---------- DATA SHOWN

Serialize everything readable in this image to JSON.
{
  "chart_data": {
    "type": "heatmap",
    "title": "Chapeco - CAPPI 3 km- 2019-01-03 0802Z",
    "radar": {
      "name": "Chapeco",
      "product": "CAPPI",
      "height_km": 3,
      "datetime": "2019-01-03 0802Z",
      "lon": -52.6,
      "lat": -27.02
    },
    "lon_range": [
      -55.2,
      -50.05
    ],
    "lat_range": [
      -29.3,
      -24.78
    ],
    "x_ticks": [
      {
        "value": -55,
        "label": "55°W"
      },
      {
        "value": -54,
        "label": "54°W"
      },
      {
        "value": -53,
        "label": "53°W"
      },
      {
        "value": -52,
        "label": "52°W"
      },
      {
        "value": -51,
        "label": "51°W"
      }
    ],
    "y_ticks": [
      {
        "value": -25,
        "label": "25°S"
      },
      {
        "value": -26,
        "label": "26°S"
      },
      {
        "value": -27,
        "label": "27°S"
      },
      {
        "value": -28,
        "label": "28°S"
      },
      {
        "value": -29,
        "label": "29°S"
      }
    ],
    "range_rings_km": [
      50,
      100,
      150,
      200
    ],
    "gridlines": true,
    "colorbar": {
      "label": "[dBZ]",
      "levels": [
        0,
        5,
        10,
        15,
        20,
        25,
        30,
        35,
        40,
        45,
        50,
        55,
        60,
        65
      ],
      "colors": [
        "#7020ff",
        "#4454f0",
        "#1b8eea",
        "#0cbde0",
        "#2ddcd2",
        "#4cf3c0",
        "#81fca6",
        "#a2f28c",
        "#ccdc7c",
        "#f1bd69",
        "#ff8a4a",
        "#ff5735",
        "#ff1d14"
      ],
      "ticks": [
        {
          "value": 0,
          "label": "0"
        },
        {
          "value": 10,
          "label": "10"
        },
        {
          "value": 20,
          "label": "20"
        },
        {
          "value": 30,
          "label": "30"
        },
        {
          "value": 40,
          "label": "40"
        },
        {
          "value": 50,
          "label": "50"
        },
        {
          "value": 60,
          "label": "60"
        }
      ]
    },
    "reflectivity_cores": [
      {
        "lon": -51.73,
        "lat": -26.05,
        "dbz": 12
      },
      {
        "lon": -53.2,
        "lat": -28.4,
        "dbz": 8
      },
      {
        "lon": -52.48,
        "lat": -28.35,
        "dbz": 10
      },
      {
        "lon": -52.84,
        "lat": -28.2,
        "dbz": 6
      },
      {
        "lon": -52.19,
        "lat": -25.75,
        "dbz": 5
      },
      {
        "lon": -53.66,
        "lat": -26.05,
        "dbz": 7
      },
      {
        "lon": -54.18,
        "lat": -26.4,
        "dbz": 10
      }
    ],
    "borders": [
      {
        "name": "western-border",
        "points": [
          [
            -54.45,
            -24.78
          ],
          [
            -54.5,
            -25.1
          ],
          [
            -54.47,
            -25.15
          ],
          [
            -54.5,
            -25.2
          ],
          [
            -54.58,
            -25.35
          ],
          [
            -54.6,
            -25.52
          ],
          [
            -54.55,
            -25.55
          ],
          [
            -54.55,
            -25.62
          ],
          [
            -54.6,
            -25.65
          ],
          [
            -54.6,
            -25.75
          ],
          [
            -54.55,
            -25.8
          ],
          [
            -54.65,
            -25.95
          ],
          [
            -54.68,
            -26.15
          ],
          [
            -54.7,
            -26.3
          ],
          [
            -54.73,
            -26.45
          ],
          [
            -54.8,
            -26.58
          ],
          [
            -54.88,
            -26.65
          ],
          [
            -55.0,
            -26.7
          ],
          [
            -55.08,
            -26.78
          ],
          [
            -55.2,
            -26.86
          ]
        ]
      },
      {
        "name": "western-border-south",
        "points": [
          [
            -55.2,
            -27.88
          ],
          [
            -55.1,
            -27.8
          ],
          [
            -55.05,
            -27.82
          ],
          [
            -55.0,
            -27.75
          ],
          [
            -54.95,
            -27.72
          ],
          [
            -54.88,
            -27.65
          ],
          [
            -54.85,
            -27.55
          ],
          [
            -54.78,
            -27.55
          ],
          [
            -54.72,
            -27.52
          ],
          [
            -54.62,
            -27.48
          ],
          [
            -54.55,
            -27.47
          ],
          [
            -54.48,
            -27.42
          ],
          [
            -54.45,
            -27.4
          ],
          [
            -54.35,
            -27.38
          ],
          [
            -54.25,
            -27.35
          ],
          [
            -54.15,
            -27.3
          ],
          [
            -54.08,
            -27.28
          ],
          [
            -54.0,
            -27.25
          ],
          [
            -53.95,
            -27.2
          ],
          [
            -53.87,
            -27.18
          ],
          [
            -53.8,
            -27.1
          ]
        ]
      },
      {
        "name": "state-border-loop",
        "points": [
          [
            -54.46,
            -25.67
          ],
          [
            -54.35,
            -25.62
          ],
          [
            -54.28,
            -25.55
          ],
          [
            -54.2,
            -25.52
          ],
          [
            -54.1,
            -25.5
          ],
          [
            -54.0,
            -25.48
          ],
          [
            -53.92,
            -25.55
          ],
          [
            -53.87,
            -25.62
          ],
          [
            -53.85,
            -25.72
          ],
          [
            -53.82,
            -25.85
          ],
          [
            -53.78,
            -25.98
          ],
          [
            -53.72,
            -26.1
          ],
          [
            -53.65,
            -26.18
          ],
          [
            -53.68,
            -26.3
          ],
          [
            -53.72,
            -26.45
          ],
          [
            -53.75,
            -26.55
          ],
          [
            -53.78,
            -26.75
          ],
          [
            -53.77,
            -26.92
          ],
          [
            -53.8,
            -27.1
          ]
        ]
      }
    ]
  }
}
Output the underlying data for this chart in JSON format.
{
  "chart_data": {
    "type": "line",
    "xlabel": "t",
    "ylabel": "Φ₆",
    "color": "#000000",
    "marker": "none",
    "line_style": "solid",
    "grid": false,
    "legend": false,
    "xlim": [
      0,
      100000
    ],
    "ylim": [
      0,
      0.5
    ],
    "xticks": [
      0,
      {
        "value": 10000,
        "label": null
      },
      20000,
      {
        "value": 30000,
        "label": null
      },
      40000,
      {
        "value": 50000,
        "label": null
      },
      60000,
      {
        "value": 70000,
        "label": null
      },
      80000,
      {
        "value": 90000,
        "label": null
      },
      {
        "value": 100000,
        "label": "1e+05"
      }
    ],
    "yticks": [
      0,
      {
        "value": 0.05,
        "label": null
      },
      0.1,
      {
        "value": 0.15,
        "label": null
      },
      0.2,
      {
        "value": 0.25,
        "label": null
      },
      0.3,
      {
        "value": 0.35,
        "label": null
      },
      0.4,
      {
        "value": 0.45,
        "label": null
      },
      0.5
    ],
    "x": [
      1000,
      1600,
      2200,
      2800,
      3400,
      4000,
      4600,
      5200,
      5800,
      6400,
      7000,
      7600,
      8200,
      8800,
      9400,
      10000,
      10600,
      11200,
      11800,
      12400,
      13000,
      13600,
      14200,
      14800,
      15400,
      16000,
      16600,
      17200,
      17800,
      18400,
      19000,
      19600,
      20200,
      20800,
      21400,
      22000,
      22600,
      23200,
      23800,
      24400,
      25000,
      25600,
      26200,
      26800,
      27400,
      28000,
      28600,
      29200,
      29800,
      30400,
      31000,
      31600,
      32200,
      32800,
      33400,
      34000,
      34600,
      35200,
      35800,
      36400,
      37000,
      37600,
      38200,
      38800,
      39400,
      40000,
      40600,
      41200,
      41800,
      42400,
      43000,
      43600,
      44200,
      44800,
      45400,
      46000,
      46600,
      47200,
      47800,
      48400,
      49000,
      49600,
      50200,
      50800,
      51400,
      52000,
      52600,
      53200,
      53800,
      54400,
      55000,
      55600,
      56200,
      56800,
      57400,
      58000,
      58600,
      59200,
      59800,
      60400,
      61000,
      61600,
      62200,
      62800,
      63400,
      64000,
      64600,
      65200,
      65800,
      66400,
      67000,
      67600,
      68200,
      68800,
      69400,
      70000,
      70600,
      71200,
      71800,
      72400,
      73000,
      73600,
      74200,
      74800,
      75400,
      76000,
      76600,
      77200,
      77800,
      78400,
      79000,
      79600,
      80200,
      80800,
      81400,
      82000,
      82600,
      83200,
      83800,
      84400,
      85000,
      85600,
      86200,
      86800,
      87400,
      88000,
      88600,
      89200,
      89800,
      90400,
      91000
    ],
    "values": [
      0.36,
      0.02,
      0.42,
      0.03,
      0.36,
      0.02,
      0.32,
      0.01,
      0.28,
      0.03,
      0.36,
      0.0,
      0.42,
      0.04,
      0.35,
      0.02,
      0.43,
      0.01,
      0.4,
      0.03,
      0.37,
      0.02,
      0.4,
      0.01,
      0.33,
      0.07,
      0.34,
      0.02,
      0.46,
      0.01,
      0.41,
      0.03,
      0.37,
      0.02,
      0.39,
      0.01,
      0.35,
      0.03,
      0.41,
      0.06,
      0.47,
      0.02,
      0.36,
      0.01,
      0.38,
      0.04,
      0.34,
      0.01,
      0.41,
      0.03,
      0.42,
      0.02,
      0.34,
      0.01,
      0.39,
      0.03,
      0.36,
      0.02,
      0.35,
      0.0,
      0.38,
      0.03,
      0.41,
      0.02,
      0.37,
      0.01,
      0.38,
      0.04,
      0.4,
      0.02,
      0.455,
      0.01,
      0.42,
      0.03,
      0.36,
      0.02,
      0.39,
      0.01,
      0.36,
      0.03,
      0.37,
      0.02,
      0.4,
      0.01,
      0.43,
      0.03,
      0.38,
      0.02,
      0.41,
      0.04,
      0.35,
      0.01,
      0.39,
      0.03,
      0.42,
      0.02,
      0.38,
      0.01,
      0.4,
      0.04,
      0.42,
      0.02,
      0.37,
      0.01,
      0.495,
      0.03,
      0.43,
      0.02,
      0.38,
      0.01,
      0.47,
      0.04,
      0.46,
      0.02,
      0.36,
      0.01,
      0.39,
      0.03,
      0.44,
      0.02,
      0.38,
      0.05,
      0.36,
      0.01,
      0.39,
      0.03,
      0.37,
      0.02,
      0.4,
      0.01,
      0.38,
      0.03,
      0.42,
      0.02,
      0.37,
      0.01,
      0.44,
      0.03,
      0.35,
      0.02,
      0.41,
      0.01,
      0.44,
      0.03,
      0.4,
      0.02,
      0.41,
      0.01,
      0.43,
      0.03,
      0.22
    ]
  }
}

--------------------

GIVEN REQUEST:
Write only the number of lines that include "this".

THE RESPONSE:
2